WHAT THE TASK ASKS -
Show every line containing "files" by copying it.

Data records -
....

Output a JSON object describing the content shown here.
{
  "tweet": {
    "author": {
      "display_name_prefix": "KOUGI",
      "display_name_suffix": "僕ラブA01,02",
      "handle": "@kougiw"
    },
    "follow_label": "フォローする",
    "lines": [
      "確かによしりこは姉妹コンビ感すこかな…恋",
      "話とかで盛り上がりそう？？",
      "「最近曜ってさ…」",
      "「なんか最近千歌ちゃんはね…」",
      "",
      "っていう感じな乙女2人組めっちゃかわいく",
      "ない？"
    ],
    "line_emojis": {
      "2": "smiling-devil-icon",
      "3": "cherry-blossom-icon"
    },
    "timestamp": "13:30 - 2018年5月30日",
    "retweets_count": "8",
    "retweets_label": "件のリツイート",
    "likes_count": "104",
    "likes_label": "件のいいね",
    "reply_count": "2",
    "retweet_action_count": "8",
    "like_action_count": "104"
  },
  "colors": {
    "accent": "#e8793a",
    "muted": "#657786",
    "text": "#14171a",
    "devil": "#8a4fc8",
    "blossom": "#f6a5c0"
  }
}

....

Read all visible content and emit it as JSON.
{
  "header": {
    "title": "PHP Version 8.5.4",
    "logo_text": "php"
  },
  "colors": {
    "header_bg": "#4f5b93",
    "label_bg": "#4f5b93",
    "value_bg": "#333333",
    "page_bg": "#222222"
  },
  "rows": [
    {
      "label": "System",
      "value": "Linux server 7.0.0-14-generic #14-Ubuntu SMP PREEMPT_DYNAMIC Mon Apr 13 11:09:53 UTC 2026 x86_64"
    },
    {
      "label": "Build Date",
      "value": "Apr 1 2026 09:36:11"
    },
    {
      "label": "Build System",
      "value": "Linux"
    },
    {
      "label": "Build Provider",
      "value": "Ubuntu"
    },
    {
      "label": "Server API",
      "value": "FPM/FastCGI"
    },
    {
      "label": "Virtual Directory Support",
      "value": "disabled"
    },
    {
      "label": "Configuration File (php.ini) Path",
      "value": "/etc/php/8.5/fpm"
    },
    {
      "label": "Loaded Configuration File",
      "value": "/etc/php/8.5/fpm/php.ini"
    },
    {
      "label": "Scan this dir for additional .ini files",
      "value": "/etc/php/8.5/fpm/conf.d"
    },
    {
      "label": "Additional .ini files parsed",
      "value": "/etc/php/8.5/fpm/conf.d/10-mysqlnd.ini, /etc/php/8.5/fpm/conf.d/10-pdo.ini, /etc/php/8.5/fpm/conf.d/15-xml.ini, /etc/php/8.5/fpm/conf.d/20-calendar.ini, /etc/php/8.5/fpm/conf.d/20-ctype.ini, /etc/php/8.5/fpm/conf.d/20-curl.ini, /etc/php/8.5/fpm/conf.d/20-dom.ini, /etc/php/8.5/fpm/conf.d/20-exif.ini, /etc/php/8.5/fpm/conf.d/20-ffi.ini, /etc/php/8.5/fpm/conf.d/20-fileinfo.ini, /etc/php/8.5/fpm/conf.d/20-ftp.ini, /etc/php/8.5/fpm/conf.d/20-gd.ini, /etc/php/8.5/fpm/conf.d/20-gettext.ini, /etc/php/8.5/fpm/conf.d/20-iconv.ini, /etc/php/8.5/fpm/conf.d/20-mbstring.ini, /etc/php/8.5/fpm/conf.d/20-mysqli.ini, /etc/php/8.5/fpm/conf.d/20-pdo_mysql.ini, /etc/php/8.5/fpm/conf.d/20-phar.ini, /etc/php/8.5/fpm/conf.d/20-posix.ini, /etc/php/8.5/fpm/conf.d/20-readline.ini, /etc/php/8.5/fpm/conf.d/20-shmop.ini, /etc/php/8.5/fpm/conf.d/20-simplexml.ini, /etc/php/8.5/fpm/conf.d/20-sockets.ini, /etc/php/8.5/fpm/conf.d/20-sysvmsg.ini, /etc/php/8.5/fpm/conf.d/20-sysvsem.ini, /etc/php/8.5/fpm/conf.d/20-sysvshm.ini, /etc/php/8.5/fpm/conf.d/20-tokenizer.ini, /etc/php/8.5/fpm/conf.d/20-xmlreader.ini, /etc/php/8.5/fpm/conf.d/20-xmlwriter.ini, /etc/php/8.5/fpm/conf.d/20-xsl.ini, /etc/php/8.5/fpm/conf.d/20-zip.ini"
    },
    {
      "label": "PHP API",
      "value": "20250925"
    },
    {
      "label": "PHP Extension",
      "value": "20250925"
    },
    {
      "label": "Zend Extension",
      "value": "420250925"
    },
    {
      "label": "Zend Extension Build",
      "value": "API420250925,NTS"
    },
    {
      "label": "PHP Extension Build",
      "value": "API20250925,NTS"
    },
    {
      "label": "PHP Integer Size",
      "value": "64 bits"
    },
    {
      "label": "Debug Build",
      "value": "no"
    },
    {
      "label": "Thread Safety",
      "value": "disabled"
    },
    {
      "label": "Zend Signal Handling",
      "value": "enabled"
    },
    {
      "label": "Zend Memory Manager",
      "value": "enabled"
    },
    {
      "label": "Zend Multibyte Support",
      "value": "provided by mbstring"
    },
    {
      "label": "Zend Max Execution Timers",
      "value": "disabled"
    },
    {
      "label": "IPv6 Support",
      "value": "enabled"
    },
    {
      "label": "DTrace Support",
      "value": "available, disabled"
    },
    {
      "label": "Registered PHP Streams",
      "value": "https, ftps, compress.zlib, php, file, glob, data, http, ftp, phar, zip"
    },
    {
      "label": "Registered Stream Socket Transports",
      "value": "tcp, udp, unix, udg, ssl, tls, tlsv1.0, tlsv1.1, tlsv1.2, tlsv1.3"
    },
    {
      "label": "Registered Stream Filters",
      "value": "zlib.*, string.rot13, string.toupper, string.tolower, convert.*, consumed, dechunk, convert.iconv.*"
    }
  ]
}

....

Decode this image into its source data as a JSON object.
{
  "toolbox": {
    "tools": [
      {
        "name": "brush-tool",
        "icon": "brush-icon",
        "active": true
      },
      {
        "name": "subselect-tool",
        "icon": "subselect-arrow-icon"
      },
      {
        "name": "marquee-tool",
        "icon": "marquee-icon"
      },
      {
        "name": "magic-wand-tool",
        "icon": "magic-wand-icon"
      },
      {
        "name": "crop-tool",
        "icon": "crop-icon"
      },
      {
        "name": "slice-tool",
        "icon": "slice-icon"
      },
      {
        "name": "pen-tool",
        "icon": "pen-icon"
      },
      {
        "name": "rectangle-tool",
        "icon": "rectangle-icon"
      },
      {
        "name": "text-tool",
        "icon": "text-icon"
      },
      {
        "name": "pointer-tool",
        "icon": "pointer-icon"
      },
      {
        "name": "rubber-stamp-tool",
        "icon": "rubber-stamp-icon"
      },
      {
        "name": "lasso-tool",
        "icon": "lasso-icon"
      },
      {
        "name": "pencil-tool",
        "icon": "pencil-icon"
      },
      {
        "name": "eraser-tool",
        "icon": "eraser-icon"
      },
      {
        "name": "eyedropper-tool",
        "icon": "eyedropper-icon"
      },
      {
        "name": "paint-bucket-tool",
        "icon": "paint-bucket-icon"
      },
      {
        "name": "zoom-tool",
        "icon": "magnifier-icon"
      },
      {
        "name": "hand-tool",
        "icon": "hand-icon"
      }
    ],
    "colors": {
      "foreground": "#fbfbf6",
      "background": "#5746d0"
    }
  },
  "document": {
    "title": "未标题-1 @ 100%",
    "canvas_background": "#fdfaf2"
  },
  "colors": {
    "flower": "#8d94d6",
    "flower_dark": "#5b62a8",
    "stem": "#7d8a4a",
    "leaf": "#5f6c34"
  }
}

....

EXPECTED OUTPUT -
      "label": "Scan this dir for additional .ini files",
      "label": "Additional .ini files parsed",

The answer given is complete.